Select and copy out every line in the records containing "тысяч".

**DATA IN THIS EXERCISE**

START

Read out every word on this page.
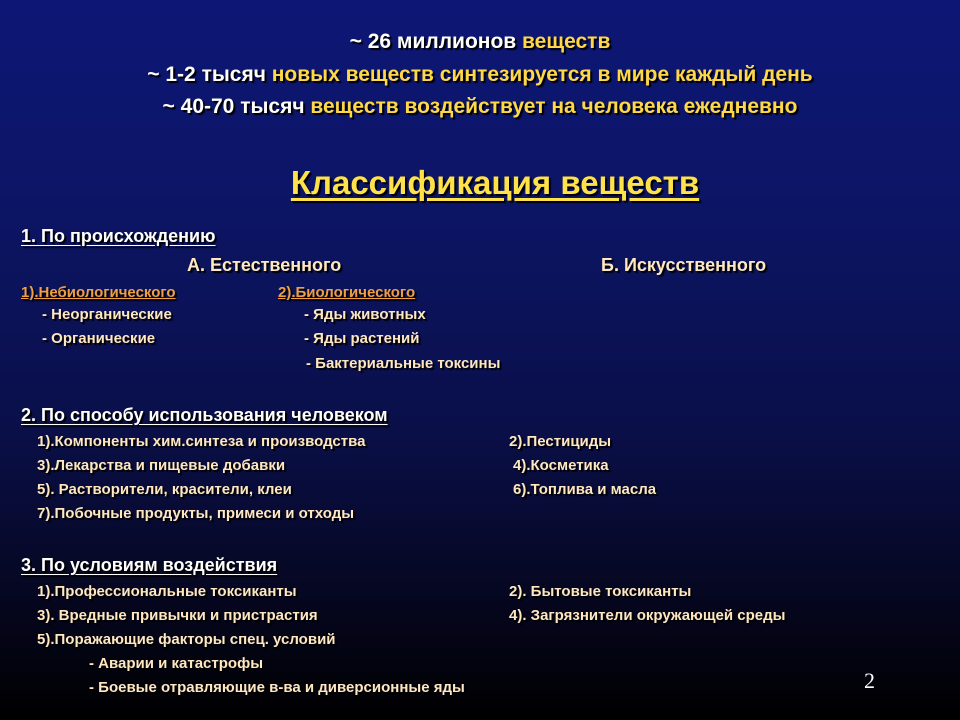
~ 26 миллионов веществ
~ 1-2 тысяч новых веществ синтезируется в мире каждый день
~ 40-70 тысяч веществ воздействует на человека ежедневно
Классификация веществ
1. По происхождению
А. Естественного	Б. Искусственного
1).Небиологического	2).Биологического
- Неорганические	- Яды животных
- Органические	- Яды растений
- Бактериальные токсины
2. По способу использования человеком
1).Компоненты хим.синтеза и производства	2).Пестициды
3).Лекарства и пищевые добавки	4).Косметика
5). Растворители, красители, клеи	6).Топлива и масла
7).Побочные продукты, примеси и отходы
3. По условиям воздействия
1).Профессиональные токсиканты	2). Бытовые токсиканты
3). Вредные привычки и пристрастия	4). Загрязнители окружающей среды
5).Поражающие факторы спец. условий
- Аварии и катастрофы
- Боевые отравляющие в-ва и диверсионные яды	2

END

**FINISHED ANSWER**
~ 1-2 тысяч новых веществ синтезируется в мире каждый день
~ 40-70 тысяч веществ воздействует на человека ежедневно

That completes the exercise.